+++ Provided records +++
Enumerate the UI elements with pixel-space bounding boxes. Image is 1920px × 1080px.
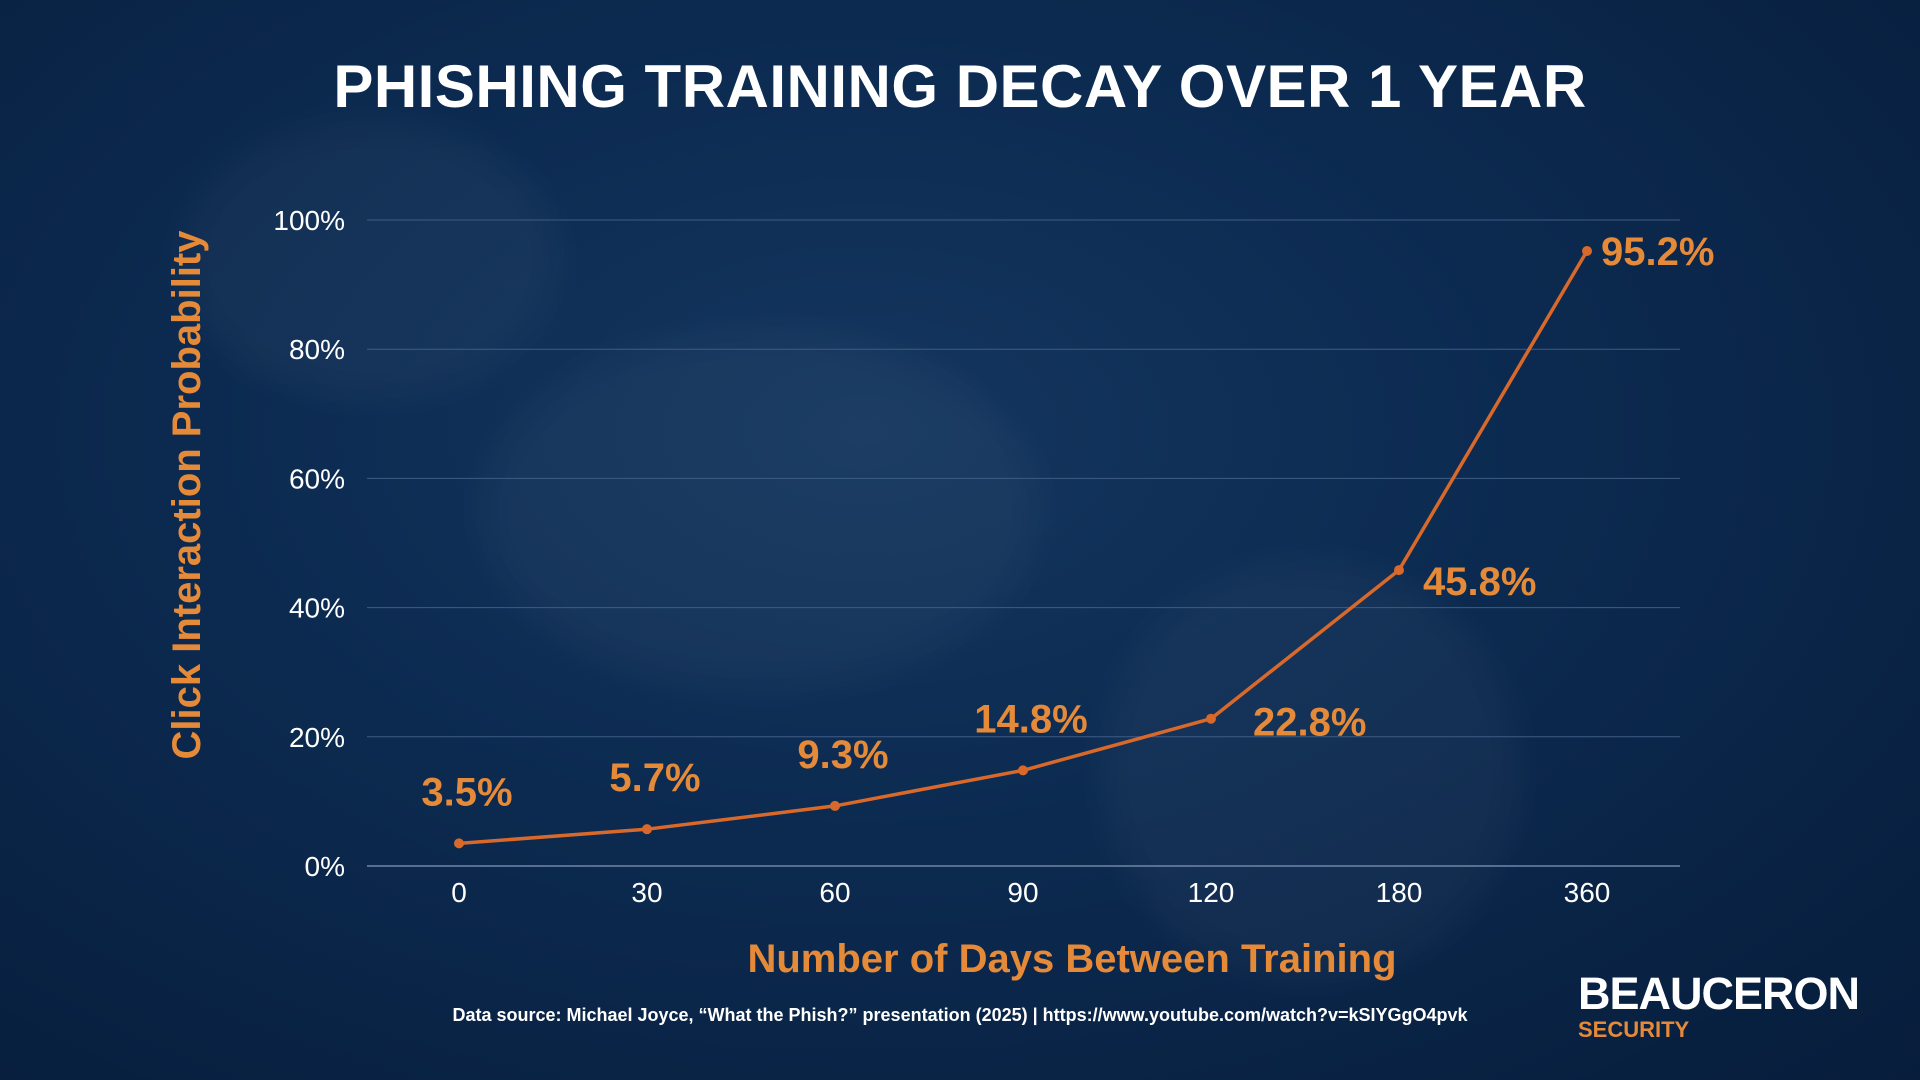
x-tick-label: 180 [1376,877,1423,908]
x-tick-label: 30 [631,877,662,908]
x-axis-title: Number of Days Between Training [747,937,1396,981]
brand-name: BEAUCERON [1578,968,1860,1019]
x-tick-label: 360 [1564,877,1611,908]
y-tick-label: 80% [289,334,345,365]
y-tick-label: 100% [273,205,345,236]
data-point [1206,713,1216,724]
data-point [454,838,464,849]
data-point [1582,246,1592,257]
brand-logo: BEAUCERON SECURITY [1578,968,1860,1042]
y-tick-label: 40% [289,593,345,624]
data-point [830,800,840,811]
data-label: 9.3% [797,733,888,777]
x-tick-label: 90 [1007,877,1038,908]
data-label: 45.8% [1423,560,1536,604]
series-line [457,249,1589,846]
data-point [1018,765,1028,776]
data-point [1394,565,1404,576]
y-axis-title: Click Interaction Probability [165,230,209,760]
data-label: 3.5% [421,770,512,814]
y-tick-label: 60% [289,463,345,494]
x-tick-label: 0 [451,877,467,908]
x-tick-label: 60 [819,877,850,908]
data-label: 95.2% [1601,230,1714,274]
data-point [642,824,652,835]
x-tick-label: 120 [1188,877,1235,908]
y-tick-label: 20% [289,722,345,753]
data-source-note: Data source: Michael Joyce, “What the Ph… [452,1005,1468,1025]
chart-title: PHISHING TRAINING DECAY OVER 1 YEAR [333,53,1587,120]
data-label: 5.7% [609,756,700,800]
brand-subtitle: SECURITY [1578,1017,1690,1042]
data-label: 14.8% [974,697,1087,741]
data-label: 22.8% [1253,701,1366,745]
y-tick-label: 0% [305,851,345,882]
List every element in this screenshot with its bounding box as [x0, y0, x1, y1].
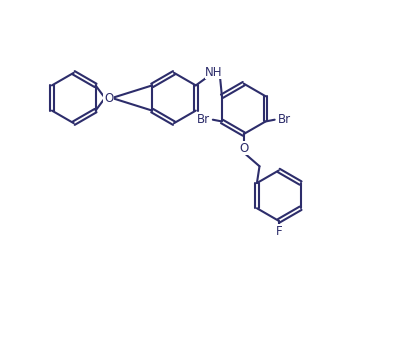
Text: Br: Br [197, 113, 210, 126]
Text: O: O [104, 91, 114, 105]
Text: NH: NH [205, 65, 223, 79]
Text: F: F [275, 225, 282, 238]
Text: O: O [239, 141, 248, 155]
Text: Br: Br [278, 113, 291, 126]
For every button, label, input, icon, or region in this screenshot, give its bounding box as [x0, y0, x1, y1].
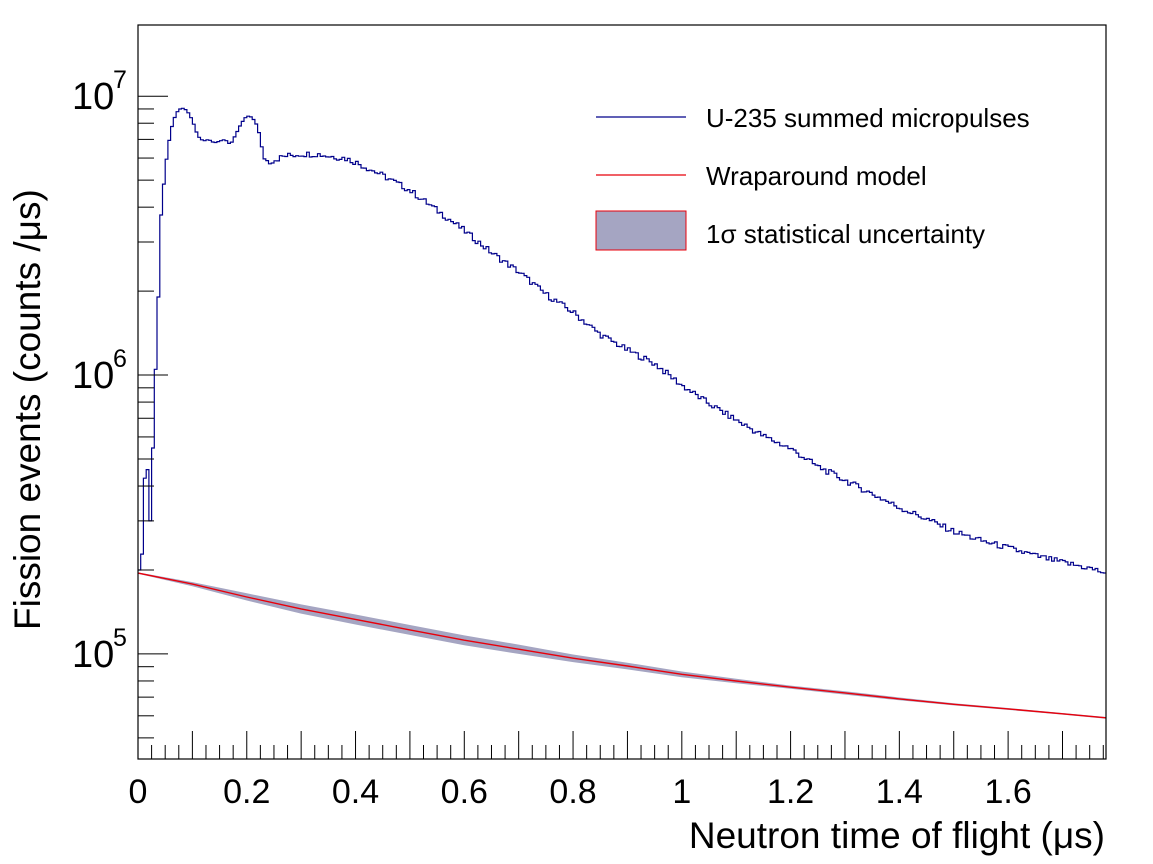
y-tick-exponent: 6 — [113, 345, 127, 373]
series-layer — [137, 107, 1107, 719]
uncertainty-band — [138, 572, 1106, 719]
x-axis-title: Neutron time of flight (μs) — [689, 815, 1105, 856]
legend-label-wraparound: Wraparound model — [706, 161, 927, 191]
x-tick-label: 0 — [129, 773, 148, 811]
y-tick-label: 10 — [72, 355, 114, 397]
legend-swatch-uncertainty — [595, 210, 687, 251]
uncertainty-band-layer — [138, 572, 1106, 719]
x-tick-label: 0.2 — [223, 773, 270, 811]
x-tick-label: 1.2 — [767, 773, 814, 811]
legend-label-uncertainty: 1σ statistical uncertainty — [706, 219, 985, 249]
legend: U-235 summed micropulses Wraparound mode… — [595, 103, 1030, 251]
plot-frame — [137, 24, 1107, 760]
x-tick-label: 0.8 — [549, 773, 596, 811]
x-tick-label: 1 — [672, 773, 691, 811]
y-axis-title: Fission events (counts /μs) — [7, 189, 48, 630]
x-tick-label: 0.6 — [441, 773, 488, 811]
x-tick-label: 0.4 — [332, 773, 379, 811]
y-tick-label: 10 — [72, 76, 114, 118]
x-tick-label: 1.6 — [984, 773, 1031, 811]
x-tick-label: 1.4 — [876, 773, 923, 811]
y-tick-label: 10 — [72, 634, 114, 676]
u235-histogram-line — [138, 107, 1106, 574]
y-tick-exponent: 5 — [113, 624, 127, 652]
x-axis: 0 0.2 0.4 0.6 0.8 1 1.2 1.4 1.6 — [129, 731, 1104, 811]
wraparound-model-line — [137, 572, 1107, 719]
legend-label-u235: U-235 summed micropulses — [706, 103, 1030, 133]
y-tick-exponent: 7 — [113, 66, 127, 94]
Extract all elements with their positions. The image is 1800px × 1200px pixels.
+++
Task goal = Reproduce the lines of the entries from the one containing "Text: Br: Br [197, 113, 210, 126]" through the one containing "For every button, label, input, icon, or", swapping "Text" for "Label" wherever it appears and keeping every other character the same.

Solved problem =
Label: Br: Br [197, 113, 210, 126]
Label: O: O [104, 91, 114, 105]
Label: NH: NH [205, 65, 223, 79]
Label: F: F [275, 225, 282, 238]
Label: O: O [239, 141, 248, 155]
Label: Br: Br [278, 113, 291, 126]
For every button, label, input, icon, or region in this screenshot, give its bounding box as [x0, y0, x1, y1].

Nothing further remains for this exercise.